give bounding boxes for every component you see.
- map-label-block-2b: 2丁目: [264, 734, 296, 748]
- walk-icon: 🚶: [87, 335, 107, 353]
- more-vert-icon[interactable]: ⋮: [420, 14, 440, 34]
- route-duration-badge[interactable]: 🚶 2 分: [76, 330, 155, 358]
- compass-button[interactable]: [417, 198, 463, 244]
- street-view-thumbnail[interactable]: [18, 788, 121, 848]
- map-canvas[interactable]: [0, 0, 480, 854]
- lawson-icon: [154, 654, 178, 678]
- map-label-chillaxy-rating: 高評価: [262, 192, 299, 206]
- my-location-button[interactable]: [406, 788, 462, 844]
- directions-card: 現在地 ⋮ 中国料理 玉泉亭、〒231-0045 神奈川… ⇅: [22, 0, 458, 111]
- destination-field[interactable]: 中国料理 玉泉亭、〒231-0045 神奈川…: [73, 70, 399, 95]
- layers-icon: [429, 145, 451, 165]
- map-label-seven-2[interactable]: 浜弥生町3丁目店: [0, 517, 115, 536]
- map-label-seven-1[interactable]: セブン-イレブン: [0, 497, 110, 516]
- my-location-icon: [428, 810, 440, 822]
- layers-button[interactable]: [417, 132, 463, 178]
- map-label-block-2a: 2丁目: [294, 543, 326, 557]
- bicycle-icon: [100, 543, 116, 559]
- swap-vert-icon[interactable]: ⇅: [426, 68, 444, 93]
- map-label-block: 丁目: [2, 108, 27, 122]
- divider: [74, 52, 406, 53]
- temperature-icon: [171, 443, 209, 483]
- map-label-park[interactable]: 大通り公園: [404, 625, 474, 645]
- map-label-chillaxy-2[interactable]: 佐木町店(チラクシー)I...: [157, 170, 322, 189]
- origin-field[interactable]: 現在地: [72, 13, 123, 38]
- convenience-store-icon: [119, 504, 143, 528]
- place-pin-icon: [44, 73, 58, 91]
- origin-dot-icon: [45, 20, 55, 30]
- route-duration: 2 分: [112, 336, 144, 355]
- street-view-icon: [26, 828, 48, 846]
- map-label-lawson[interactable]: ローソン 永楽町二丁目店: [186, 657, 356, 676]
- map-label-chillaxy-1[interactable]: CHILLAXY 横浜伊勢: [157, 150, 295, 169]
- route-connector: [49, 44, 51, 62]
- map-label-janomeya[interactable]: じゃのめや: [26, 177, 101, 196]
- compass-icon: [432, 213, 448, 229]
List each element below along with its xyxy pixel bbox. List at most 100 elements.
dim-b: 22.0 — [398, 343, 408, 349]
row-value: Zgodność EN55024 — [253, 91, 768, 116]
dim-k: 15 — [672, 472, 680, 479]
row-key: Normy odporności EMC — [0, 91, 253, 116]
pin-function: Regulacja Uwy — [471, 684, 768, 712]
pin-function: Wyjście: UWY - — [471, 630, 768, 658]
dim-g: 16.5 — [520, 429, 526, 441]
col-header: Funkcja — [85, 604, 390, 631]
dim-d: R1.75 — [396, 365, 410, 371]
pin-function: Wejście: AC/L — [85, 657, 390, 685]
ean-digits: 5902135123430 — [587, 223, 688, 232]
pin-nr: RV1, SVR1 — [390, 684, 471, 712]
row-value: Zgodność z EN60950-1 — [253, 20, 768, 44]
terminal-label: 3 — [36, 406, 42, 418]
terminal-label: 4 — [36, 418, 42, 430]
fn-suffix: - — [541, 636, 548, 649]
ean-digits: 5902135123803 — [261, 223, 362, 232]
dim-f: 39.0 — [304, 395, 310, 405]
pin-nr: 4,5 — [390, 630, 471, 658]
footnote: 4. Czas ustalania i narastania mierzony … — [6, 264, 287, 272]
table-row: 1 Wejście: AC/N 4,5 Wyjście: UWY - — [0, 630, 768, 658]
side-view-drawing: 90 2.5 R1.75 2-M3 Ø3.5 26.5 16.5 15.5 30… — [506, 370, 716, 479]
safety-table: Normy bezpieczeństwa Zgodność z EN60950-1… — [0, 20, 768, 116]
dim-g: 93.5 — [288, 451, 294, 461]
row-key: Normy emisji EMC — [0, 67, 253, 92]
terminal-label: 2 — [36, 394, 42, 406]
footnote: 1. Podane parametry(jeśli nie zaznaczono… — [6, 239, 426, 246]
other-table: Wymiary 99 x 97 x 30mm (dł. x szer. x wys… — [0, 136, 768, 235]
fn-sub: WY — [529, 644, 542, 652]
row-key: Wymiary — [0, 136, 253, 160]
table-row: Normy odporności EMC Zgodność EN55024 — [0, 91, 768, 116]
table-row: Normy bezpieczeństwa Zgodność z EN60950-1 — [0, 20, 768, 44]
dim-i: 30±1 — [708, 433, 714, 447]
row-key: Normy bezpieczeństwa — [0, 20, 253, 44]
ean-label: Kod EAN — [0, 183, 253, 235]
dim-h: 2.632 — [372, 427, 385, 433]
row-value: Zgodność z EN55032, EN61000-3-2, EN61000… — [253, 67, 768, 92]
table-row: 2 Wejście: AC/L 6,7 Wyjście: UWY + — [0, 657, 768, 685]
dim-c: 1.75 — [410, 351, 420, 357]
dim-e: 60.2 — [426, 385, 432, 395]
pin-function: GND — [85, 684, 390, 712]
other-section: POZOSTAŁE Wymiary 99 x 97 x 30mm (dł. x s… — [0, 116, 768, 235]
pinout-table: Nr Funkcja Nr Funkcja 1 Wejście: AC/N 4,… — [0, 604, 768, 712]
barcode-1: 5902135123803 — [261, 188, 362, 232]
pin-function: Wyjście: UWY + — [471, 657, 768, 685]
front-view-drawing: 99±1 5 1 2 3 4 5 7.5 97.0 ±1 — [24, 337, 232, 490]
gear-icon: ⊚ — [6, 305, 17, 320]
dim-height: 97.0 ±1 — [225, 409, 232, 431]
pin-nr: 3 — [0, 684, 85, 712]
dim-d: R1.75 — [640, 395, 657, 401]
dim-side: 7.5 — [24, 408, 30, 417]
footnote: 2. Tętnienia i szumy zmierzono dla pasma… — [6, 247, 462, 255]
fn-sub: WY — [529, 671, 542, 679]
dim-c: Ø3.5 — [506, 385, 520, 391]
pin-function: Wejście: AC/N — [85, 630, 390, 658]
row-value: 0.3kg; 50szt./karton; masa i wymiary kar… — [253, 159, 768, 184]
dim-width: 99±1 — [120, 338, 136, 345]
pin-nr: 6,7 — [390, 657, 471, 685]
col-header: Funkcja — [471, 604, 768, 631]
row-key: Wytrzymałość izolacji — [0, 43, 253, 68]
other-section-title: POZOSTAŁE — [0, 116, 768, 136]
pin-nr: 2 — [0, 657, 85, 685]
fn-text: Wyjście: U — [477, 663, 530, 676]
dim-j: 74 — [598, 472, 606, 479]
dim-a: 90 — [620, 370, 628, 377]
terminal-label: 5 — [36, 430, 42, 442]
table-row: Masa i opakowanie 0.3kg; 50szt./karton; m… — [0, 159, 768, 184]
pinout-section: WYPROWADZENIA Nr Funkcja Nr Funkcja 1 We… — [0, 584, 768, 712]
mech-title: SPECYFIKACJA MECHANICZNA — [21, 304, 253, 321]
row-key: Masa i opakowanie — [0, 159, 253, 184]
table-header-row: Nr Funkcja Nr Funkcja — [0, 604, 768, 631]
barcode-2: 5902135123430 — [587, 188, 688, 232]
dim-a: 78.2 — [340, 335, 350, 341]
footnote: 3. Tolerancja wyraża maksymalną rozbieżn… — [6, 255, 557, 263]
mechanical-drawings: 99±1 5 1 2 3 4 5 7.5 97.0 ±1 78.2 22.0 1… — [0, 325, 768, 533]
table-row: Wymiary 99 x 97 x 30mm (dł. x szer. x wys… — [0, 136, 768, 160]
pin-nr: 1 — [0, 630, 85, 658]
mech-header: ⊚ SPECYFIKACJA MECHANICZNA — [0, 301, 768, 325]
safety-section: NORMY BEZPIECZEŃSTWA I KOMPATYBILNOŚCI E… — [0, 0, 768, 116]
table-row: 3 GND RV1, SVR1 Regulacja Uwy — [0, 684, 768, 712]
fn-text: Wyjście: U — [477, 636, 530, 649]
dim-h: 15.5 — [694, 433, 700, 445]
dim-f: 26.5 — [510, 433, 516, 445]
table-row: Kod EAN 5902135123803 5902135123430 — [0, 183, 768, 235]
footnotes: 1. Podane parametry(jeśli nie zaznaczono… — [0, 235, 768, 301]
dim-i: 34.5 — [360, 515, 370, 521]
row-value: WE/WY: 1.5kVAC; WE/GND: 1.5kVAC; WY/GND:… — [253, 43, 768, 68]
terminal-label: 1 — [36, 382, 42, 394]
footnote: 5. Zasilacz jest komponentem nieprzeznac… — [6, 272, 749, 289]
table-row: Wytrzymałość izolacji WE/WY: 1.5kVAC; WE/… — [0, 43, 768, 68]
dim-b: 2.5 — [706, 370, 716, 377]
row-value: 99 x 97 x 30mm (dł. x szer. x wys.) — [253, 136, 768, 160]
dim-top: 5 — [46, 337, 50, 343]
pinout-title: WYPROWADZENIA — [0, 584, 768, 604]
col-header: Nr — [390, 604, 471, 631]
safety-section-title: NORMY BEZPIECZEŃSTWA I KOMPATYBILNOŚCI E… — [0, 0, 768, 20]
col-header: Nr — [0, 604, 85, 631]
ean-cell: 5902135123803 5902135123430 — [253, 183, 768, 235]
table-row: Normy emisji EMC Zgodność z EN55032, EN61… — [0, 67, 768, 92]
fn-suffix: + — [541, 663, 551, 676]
..........
> WHAT TO WORK ON
Write out again, character for character, the data from its very first line through the line containing "- my-location-button[interactable]: [406, 788, 462, 844]", including both of those lines.

> FINISHED ANSWER
give bounding boxes for every component you see.
- map-label-block-2b: 2丁目: [264, 734, 296, 748]
- walk-icon: 🚶: [87, 335, 107, 353]
- more-vert-icon[interactable]: ⋮: [420, 14, 440, 34]
- route-duration-badge[interactable]: 🚶 2 分: [76, 330, 155, 358]
- compass-button[interactable]: [417, 198, 463, 244]
- street-view-thumbnail[interactable]: [18, 788, 121, 848]
- map-canvas[interactable]: [0, 0, 480, 854]
- lawson-icon: [154, 654, 178, 678]
- map-label-chillaxy-rating: 高評価: [262, 192, 299, 206]
- my-location-button[interactable]: [406, 788, 462, 844]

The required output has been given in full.